Yapılacaklar ▸
(1) Suriyeli mülteciler yazısında “Böyle olmasaydı, AKP” ifadesinden “ve ölmekle ilgili.” ifadesine kadar uzanan bölümü hiç değiştirmeden tekrar yazın.
(2) Suriyeli mülteciler yazısındaki “Kentte “geçici koruma” diye kayıtlı” sözleriyle başlayan paragrafı, temel bilgilerini koruyarak kısa bir madde listesine dönüştürün.
(3) Suriyeli mülteciler yazısına göre S. Soylu'dan öğrenildiği üzere kaç Suriyeliye vatandaşlık verilmiş?
=== Gösterilen Metin ===
Baskın ORAN
Şu sırada AKP Gn. Bşk. ve CB Erdoğan’ın 2 acil ve önemli meselesi var: Suriyeli mülteciler ve “Fırat’ın Doğusu’nu işgal. Bunlar birbirine göbek bağıyla bağlı. Sırayla alalım.
***
Muhalefet “Suriyelileri sınırdışı etmek insanlığa sığmaz” mealinde pankart açarken, Erdoğan’ın kendi partilileri bütün yurtta ve özellikle de İstanbul’da “Gönderin şu Suriyelileri!” isyanında.
Bunun önemi şurada ki, AKP’nin çifte dikiş kaybettiği İstanbul’dan bahsediyoruz. Cumhuriyet’ten dışarı ve kodesten içeri atılmış Kadri Gürsel yazıyor:
Kentte “geçici koruma” diye kayıtlı 479.000 Suriyeli mültecilerin yüzde 73’ü AKP’li ilçe belediyelerinde yaşamakta. Kamuoyu araştırmalarına göre “Suriyelilerle aynı mahallede yaşayabilirim” demişlerin oranı % 57’den % 31’e, “Aynı apartmanda komşu ya da arkadaş olabilirim” demişlerinki ise % 41’den % 21’e gerilemiş.
Böyle olmasaydı, AKP bu insanları blok halinde vatandaş yapıp oy deposu olarak kullanmak niyetindeydi. Nitekim S. Soylu’dan öğreniyoruz, 92.280 Suriyeliye kaşla göz arasında vatandaşlık verilmiş.
İkinci mesele, yani “Fırat’ın Doğusu’nu işgal” niyeti insan hayatını daha direkt ilgilendiren bir sorun. Çünkü, aşağıda geleceğiz, öldürmek ve ölmekle ilgili.
***
İkisini birlikte düşününce akla ilk gelen: Ağacı kesersin, altında kalırsın. Veya, “Etme-Bulma Dünyası”.
Çünkü Suriye’deki kaosu Erdoğan başlatmadı ama, başlamasına ve hele de bugünkü felakete dönüşmesine büyük katkı yaptı. Daha önce de kaç kere yazdım, kısaca hatırlatayım:
Tunus’ta çıkan “Arap Baharı” (yani şeriatçı Müslüman Kardeşler isyanları) Libya ve Mısır’ı devirip 2011’de Suriye’ye ulaştığında, Başbakan Erdoğan büyük umuda kapılmıştı: Türkiye sınırına kavuşacak bir Sünni Müslüman kuşağının lideri olmak.
=== Verilen Bilgiler ===
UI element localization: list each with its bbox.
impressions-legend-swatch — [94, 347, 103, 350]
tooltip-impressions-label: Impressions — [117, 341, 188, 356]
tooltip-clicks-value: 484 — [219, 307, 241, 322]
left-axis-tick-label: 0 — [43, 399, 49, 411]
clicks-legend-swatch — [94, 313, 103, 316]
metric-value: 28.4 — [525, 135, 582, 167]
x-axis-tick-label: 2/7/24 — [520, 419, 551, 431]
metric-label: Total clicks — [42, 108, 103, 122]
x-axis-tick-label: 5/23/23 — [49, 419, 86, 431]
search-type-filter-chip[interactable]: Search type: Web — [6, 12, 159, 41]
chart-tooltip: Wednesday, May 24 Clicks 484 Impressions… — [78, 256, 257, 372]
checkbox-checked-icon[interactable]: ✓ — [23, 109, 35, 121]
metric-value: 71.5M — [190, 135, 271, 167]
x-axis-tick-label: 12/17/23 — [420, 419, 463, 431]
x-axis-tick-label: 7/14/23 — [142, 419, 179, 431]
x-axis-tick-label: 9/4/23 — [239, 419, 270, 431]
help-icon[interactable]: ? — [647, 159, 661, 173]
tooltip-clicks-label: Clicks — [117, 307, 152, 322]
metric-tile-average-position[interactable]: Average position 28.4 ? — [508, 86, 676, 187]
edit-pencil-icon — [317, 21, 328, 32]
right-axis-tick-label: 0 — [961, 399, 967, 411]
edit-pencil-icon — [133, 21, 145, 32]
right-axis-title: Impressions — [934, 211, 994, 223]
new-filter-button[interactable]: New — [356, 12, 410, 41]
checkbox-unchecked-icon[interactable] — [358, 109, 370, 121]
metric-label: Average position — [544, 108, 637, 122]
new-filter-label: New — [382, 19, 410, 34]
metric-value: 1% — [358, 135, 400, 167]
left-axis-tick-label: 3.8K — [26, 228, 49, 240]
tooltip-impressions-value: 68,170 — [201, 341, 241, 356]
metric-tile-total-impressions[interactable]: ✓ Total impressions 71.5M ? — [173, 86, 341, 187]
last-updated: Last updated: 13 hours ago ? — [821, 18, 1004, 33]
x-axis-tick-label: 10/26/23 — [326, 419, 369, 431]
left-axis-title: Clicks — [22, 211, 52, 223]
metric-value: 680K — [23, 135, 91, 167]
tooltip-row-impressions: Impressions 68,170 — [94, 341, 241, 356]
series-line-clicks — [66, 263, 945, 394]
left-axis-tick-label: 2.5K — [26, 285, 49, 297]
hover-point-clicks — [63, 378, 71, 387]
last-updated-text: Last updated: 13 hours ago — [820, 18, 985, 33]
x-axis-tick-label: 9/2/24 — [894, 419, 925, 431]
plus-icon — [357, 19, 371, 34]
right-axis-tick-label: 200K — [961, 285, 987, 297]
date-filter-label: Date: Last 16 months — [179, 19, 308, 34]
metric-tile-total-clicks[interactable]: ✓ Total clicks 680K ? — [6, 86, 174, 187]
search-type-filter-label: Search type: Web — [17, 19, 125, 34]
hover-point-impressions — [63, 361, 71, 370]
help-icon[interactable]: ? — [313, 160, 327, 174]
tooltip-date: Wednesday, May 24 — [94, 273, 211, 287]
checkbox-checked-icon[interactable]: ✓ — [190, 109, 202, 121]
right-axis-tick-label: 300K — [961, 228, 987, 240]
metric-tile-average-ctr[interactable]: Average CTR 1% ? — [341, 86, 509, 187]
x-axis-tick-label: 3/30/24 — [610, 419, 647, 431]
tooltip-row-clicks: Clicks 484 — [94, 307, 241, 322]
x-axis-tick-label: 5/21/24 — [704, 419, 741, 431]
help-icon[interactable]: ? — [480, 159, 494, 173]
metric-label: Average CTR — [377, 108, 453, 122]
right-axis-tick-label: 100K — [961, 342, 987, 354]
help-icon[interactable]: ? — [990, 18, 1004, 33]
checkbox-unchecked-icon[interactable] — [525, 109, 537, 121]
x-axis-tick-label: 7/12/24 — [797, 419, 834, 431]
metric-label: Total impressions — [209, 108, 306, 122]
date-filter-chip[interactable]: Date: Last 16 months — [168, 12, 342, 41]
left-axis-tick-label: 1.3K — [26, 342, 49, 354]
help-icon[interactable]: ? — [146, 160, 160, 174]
===
Cevap Anahtarı ▸
(1)
Böyle olmasaydı, AKP bu insanları blok halinde vatandaş yapıp oy deposu olarak kullanmak niyetindeydi. Nitekim S. Soylu’dan öğreniyoruz, 92.280 Suriyeliye kaşla göz arasında vatandaşlık verilmiş.
İkinci mesele, yani “Fırat’ın Doğusu’nu işgal” niyeti insan hayatını daha direkt ilgilendiren bir sorun. Çünkü, aşağıda geleceğiz, öldürmek ve ölmekle ilgili.

(2)
- Kentte "geçici koruma" statüsüyle kayıtlı 479.000 Suriyeli mültecinin yüzde 73'ü AKP'li ilçe belediyelerinde yaşıyor.
- Kamuoyu araştırmalarına göre "Suriyelilerle aynı mahallede yaşayabilirim" diyenlerin oranı yüzde 57'den yüzde 31'e düşmüş.
- "Aynı apartmanda komşu ya da arkadaş olabilirim" diyenlerin oranı yüzde 41'den yüzde 21'e gerilemiş.

(3) 92.280 Suriyeliye vatandaşlık verilmiş.